### Exercise objective
Records follow. Pull out every line that contains "obaly".

=== Given records ===

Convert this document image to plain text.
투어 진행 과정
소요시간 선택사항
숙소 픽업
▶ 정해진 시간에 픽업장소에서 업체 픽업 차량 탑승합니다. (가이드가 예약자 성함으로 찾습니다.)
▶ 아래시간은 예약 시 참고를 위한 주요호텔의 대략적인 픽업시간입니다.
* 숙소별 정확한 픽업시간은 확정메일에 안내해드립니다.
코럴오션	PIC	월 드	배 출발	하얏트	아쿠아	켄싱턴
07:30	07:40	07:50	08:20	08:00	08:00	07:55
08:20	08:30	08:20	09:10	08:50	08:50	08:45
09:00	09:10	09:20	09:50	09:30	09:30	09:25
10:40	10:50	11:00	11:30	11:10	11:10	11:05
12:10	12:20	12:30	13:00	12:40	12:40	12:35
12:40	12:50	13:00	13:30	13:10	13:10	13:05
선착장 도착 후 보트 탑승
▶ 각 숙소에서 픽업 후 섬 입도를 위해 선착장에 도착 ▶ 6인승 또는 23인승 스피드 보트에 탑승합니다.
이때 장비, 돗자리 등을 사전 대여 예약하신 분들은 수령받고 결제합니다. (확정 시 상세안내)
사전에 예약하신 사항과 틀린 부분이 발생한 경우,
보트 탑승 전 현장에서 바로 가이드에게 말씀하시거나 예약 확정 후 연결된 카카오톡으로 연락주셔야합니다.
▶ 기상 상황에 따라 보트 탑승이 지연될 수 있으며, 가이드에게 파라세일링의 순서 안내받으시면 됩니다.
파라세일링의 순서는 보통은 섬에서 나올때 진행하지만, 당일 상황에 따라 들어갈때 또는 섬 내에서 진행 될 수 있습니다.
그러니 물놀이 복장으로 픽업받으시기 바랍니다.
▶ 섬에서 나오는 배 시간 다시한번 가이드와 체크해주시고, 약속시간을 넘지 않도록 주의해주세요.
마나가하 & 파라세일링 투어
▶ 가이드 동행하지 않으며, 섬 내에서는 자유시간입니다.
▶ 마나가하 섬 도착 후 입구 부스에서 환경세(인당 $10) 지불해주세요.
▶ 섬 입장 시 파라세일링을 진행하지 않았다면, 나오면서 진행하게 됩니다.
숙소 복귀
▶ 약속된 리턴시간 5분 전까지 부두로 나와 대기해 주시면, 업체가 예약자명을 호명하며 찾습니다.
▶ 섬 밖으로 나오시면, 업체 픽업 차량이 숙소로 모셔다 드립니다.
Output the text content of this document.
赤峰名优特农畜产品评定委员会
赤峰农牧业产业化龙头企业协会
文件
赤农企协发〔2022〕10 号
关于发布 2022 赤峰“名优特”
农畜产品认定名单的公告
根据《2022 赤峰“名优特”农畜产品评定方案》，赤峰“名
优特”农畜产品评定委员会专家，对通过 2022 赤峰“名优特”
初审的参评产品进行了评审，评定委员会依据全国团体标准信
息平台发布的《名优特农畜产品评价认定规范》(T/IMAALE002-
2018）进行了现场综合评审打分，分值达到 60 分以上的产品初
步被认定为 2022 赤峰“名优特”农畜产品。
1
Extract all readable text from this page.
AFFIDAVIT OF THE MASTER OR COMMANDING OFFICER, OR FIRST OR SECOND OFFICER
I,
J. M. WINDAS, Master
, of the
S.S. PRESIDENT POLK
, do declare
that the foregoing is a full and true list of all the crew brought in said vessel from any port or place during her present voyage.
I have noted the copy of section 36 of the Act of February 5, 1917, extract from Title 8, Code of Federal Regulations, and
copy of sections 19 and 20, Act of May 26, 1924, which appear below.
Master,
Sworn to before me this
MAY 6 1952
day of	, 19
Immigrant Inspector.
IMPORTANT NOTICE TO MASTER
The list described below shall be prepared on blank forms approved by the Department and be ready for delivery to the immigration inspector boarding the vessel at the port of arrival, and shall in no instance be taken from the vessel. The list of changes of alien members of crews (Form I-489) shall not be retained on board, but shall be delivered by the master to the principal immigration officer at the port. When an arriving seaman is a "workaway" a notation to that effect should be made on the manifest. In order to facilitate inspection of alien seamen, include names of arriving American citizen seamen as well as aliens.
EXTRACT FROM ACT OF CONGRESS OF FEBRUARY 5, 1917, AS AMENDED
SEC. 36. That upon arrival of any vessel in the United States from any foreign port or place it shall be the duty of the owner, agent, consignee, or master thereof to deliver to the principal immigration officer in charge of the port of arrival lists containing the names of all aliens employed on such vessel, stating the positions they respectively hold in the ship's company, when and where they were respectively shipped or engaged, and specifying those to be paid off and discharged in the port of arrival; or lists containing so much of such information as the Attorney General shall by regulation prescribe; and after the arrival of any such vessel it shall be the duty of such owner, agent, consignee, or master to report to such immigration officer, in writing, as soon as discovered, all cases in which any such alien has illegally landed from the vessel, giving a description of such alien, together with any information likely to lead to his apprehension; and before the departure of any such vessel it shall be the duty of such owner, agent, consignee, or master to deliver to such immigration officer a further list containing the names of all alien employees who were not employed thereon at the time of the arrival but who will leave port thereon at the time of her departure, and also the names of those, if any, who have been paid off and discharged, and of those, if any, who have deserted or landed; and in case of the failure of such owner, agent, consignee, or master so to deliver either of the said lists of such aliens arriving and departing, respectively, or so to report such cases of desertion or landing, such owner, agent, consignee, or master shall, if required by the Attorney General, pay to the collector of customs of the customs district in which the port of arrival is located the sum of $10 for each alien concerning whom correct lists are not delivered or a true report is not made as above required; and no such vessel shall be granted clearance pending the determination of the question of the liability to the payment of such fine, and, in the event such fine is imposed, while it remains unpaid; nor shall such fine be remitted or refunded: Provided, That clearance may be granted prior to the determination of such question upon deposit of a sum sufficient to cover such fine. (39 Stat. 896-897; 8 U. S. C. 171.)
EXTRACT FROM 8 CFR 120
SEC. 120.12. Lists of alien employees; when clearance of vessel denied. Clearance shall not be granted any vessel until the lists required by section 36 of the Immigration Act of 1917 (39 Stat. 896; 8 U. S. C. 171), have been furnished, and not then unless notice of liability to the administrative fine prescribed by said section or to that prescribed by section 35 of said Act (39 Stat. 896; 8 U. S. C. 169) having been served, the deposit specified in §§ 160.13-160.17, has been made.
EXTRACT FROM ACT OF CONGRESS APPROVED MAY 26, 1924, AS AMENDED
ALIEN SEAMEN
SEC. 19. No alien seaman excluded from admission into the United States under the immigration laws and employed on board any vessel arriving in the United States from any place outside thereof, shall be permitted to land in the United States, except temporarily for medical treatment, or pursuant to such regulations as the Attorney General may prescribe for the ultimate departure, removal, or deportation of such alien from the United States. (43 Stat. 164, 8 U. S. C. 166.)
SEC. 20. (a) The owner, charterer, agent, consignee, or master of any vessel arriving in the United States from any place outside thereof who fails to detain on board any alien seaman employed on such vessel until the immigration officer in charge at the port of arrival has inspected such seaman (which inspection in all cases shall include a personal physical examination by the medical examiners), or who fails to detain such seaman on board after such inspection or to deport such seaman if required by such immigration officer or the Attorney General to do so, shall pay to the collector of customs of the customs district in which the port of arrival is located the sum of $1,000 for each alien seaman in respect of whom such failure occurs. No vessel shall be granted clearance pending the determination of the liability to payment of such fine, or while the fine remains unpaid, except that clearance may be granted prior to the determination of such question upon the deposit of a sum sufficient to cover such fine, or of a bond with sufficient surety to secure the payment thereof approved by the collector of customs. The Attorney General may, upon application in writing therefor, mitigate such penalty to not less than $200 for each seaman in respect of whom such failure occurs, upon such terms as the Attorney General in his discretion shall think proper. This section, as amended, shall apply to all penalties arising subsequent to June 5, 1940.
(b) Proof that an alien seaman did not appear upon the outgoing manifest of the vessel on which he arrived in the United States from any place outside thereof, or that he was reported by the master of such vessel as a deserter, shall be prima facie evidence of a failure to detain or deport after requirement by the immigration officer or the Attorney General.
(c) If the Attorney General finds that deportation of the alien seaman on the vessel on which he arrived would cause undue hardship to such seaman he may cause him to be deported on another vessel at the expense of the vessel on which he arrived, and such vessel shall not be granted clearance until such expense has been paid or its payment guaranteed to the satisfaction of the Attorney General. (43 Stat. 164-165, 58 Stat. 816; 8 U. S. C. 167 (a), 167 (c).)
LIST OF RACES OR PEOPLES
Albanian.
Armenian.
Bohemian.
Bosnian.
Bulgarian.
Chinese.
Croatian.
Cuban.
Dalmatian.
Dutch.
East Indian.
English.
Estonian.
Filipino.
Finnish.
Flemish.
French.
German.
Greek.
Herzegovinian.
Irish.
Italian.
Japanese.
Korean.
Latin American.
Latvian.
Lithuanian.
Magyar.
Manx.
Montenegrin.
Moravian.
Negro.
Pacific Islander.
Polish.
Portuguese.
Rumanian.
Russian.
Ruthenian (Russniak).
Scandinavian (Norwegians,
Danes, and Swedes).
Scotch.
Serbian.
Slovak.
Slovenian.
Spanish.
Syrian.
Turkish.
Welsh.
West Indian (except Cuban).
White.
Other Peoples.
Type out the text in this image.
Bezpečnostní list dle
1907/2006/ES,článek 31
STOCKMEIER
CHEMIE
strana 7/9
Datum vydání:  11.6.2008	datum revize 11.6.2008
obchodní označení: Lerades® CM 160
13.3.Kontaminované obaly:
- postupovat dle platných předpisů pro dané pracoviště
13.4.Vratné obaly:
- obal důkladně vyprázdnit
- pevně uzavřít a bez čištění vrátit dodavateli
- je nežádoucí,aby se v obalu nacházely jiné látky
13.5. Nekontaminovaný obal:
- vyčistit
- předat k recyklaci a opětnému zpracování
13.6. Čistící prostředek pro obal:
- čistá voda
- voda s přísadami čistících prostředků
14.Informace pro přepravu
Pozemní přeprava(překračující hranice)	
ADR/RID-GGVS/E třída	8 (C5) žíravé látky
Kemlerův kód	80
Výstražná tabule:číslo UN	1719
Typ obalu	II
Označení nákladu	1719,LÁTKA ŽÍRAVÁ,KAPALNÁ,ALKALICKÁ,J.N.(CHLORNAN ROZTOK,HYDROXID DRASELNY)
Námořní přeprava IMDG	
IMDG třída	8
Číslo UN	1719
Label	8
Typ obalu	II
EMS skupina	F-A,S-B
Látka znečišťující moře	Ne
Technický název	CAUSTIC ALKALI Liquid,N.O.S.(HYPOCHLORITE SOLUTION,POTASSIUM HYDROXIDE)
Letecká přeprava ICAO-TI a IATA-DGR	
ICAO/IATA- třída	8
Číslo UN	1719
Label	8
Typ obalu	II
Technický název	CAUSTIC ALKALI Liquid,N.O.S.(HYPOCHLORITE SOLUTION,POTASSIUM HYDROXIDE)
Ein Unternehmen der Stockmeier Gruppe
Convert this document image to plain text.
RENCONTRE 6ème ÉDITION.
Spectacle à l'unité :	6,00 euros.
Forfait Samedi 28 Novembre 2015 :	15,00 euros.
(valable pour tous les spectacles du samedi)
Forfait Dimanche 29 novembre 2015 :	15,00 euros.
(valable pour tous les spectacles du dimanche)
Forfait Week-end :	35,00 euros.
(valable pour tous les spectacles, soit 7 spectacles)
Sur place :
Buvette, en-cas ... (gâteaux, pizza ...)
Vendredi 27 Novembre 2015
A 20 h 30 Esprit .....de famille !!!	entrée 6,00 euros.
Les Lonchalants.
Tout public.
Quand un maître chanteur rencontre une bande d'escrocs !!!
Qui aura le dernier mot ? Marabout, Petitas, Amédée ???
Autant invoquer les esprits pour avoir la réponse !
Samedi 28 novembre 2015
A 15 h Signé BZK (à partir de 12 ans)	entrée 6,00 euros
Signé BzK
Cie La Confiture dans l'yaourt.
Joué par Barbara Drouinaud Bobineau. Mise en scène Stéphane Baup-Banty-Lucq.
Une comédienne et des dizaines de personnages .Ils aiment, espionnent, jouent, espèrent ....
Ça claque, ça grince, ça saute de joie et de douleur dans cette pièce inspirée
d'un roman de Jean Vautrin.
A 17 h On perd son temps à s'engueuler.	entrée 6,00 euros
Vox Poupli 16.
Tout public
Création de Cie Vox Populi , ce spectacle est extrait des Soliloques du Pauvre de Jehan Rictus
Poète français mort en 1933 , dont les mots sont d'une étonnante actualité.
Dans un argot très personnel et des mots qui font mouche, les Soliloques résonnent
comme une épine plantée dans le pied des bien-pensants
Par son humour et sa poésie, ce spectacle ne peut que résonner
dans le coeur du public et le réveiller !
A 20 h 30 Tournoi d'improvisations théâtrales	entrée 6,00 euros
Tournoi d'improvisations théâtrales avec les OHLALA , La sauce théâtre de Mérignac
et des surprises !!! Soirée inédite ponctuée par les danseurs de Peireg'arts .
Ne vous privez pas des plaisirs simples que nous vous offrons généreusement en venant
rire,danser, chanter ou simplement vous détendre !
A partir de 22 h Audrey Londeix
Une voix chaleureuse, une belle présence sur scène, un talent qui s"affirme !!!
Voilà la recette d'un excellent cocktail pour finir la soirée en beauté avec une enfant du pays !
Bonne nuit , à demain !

===

### Solution
13.3.Kontaminované obaly:
13.4.Vratné obaly:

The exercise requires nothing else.